Look through the listing for the word "typical". Copy each line that has it.

»»

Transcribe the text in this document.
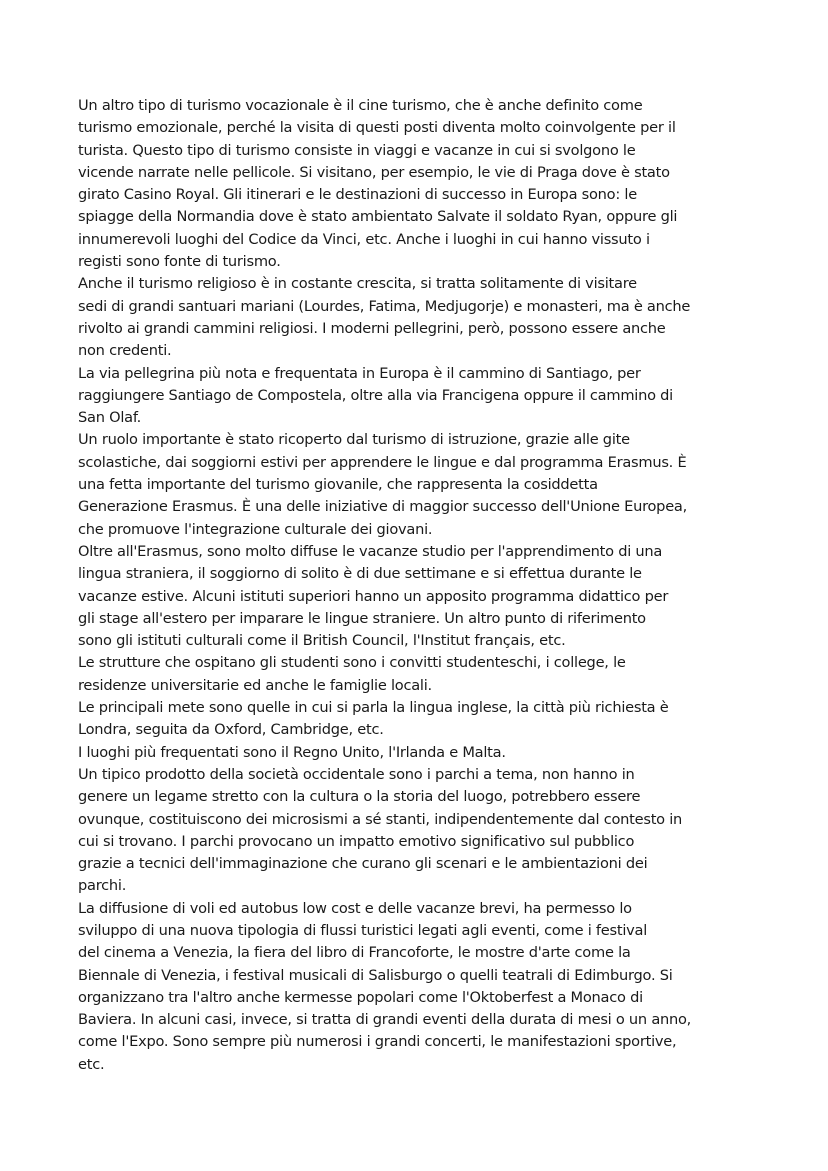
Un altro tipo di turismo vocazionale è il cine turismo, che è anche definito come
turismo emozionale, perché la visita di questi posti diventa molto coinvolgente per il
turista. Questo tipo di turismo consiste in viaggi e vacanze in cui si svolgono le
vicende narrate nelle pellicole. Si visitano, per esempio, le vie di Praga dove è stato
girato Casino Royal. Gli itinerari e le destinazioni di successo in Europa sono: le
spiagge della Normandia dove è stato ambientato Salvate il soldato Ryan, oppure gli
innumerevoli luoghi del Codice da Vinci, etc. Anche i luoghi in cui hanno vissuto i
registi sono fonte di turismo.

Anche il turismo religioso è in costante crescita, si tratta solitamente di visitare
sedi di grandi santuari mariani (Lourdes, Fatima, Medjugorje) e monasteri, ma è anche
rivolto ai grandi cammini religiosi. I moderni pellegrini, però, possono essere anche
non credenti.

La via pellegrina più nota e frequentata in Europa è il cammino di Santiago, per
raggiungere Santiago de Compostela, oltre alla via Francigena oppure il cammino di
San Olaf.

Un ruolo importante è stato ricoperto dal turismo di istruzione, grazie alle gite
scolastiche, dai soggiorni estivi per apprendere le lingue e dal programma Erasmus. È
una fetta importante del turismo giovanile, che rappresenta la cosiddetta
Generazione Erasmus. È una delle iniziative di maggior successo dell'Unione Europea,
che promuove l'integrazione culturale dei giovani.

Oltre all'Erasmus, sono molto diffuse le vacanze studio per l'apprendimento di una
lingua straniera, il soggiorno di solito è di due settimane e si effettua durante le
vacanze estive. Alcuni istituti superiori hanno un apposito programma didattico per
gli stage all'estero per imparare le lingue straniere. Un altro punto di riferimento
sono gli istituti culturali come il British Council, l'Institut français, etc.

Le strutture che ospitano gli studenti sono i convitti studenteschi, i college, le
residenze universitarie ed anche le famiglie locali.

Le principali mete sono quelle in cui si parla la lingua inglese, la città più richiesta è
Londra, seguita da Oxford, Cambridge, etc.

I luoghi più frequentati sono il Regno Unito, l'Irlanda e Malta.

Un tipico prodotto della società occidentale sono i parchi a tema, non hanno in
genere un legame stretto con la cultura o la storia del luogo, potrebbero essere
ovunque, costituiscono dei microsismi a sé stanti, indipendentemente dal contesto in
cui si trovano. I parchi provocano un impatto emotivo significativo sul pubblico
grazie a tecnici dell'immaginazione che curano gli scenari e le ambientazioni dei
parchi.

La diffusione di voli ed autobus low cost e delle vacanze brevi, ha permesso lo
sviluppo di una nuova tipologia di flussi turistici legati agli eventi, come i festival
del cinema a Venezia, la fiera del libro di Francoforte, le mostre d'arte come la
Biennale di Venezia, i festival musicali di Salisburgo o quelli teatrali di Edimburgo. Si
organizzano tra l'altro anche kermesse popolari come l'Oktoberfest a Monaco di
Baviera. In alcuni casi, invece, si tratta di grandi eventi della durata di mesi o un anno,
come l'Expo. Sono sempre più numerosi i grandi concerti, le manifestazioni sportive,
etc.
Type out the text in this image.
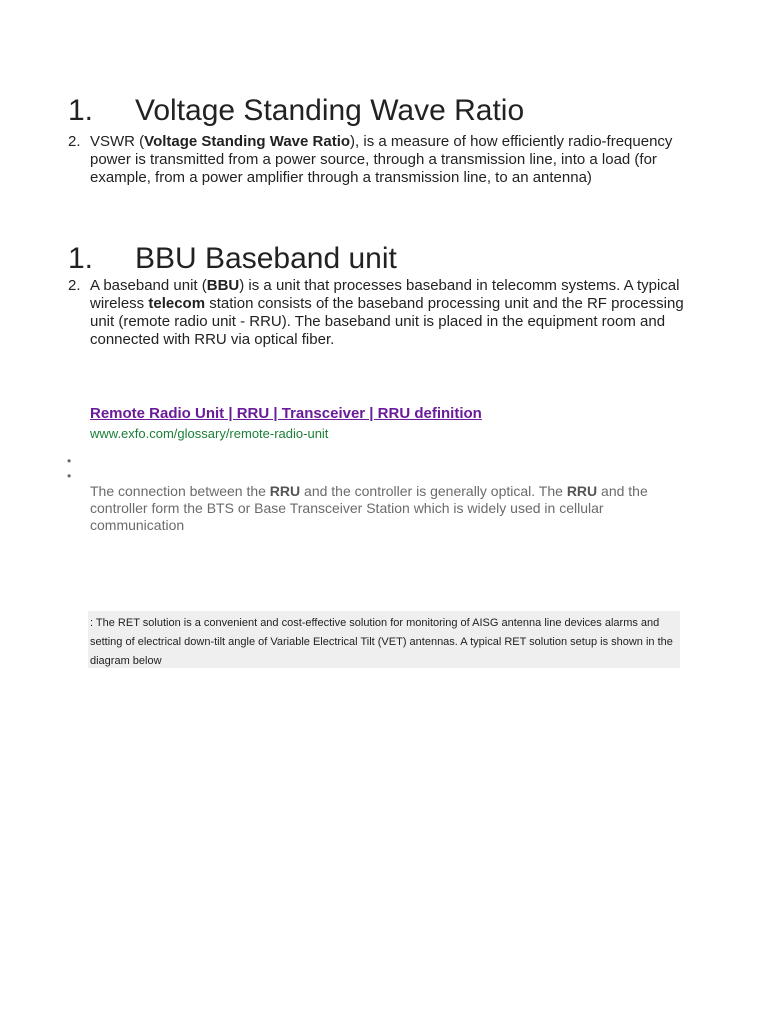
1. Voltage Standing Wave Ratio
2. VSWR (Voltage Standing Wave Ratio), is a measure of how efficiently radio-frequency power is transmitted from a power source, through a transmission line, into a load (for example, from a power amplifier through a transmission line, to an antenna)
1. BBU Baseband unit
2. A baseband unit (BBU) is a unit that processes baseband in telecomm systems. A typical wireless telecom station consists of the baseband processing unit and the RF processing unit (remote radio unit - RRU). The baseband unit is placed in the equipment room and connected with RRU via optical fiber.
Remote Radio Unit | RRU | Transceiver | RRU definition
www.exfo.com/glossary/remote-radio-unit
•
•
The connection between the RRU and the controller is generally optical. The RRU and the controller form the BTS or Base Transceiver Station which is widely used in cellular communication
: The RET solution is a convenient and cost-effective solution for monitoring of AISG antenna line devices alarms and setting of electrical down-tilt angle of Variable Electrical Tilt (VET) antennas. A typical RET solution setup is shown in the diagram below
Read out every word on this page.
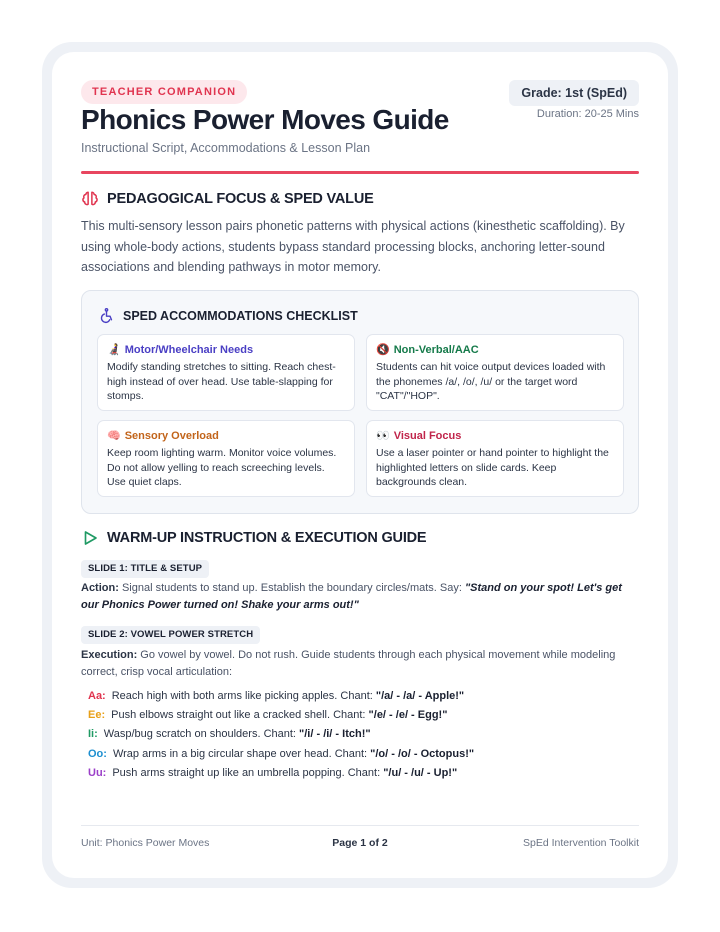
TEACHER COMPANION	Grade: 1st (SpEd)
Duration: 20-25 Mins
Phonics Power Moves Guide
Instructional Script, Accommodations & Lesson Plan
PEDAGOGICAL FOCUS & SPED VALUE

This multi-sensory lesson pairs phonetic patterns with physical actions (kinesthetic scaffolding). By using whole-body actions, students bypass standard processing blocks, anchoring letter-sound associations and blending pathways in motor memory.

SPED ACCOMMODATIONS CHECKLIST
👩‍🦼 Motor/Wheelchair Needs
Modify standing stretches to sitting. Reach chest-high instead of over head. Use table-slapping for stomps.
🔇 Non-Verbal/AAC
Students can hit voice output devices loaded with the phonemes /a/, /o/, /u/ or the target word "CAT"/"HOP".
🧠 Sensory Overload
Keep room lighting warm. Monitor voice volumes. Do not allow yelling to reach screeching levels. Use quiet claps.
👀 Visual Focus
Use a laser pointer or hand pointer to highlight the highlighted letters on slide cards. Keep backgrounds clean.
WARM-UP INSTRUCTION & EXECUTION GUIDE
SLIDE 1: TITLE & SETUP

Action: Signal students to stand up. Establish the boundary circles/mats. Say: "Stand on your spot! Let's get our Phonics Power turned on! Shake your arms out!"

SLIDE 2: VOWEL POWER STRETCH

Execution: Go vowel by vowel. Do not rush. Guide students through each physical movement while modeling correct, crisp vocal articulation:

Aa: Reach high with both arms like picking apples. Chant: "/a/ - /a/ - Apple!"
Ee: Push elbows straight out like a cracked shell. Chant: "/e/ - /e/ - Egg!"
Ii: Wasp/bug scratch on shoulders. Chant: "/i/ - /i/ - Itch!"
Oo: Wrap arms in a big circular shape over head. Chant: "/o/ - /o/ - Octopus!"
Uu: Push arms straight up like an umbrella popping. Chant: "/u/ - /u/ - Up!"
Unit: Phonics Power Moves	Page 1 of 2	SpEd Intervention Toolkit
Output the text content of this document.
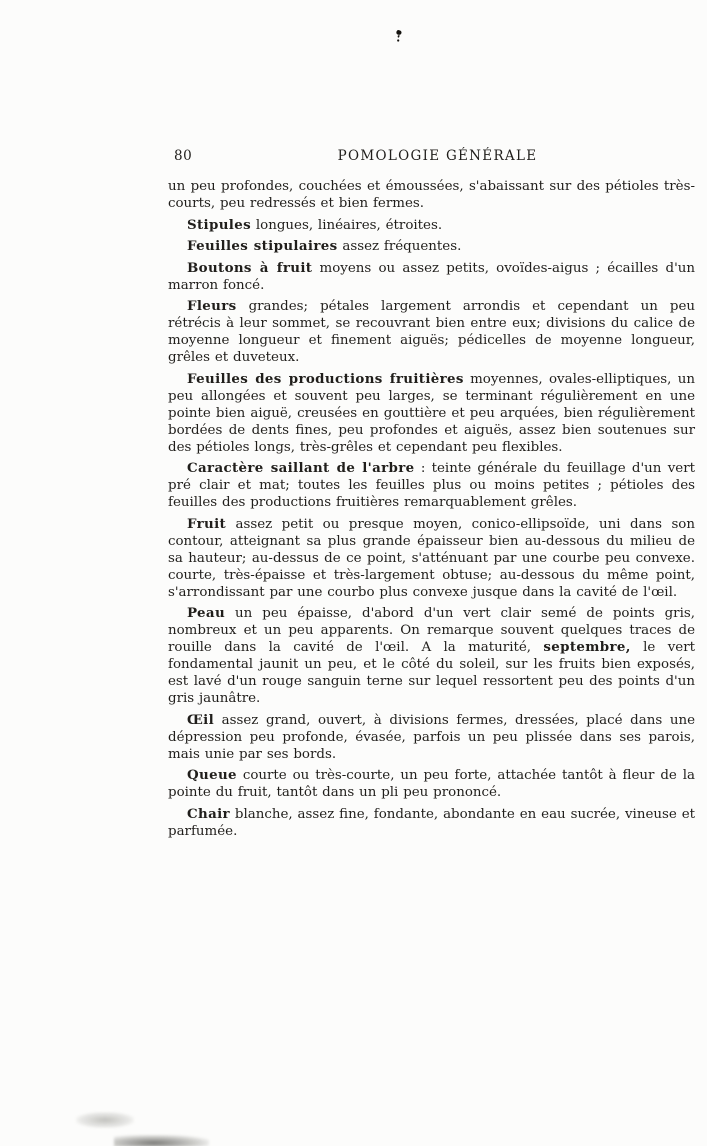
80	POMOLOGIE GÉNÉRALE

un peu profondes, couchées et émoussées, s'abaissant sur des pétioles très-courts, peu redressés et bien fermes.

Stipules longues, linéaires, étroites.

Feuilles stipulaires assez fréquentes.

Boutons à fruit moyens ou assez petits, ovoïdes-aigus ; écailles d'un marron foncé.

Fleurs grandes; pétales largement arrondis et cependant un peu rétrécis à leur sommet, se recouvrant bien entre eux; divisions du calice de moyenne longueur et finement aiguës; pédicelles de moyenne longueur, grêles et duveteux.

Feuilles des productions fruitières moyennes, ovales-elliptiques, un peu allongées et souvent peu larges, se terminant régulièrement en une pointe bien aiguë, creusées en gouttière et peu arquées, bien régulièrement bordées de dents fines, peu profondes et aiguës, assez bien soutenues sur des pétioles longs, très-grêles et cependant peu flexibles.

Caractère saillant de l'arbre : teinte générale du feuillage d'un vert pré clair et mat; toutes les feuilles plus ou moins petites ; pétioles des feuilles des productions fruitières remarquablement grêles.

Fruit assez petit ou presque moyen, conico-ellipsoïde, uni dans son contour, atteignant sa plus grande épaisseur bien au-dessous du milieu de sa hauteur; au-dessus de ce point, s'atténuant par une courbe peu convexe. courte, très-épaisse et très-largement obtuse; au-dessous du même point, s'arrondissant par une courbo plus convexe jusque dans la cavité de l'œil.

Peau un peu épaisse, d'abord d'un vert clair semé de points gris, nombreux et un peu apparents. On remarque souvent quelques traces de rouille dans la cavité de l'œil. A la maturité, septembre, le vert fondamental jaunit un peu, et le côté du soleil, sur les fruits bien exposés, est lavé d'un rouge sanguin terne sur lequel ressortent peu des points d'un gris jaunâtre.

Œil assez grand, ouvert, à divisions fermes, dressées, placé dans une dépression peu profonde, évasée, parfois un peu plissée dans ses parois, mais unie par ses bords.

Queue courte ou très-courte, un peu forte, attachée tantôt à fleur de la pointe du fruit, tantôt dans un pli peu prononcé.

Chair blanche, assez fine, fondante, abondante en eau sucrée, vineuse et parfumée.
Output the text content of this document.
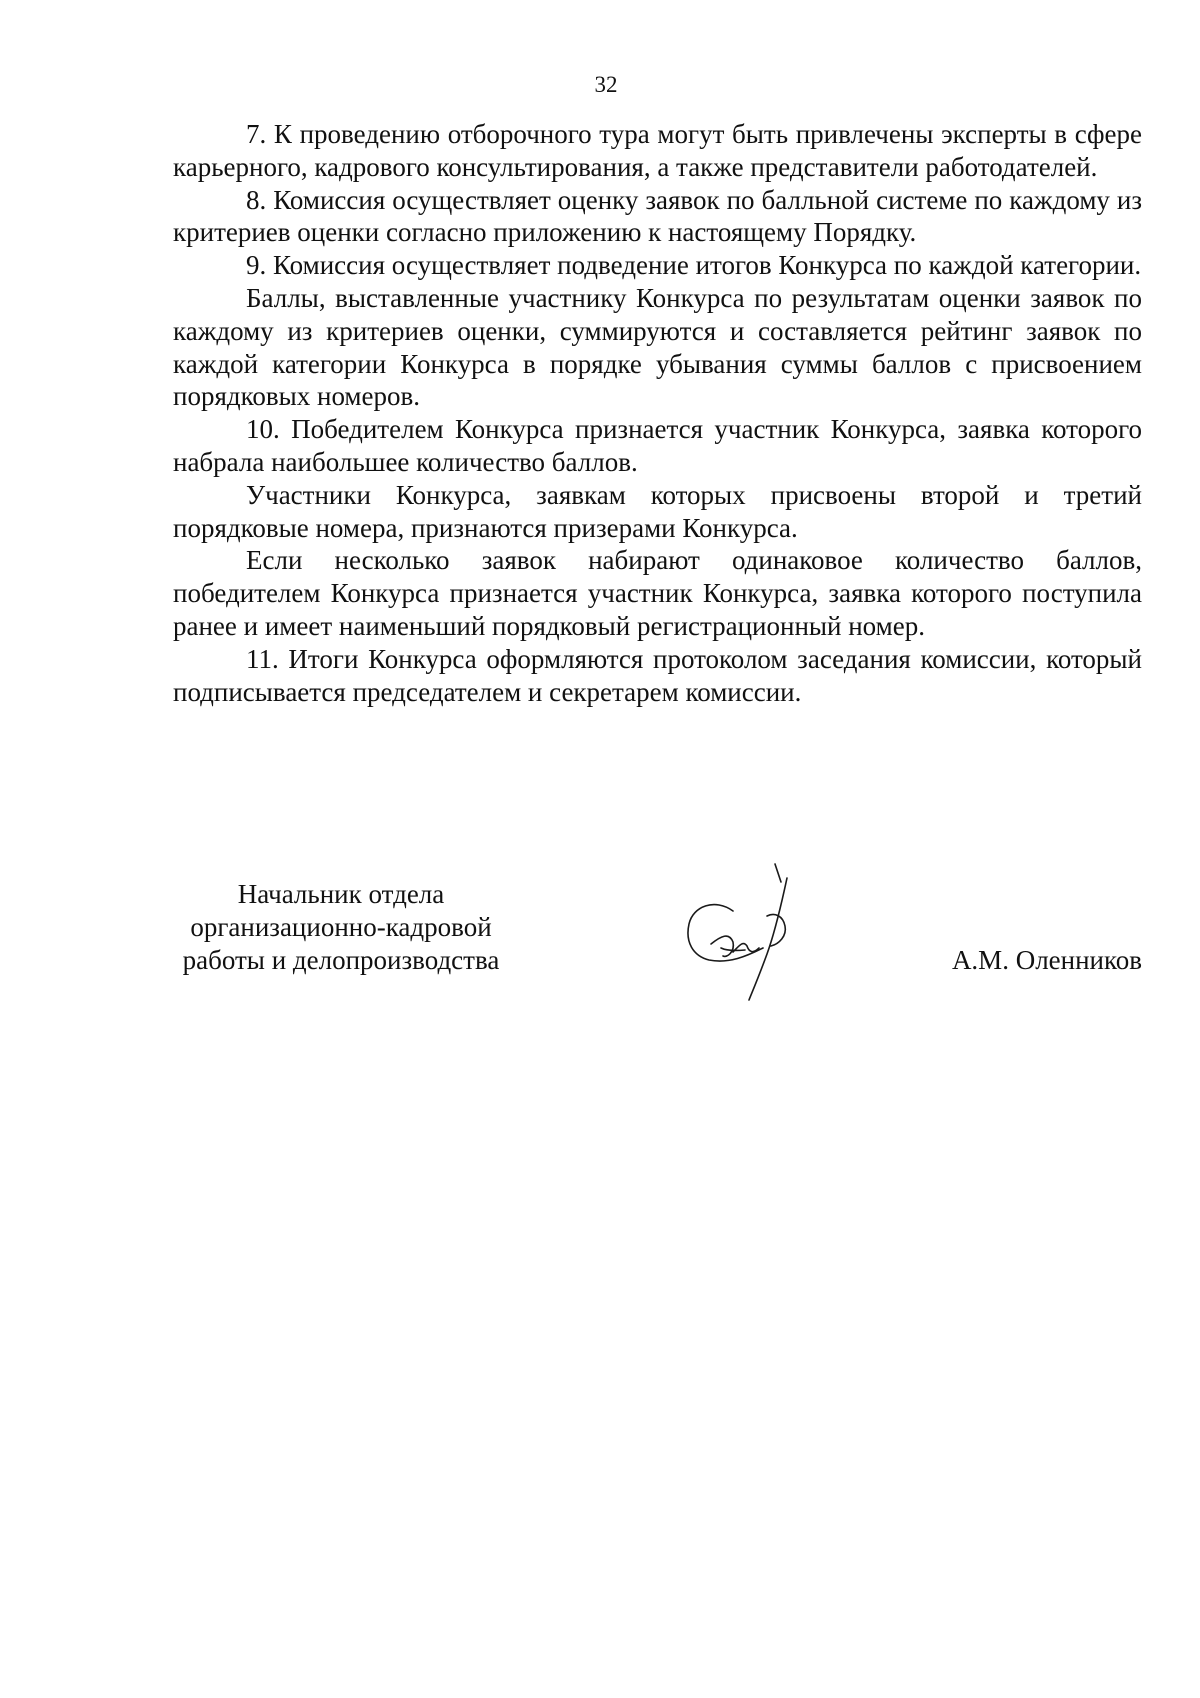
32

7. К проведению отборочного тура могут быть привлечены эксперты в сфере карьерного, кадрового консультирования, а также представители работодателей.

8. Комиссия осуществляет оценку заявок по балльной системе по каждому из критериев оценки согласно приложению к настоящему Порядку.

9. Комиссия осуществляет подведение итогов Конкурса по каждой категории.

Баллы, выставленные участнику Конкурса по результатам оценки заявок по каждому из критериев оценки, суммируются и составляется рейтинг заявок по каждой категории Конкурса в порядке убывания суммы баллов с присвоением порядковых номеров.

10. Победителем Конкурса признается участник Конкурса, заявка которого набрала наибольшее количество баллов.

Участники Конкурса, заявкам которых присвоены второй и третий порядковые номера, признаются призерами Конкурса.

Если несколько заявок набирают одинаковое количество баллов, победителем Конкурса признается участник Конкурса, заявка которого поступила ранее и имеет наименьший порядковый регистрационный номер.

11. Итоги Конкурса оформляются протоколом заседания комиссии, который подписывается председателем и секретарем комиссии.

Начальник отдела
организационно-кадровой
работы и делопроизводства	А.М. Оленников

««

Solution to the exercise
2. A baseband unit (BBU) is a unit that processes baseband in telecomm systems. A typical wireless telecom station consists of the baseband processing unit and the RF processing unit (remote radio unit - RRU). The baseband unit is placed in the equipment room and connected with RRU via optical fiber.
: The RET solution is a convenient and cost-effective solution for monitoring of AISG antenna line devices alarms and setting of electrical down-tilt angle of Variable Electrical Tilt (VET) antennas. A typical RET solution setup is shown in the diagram below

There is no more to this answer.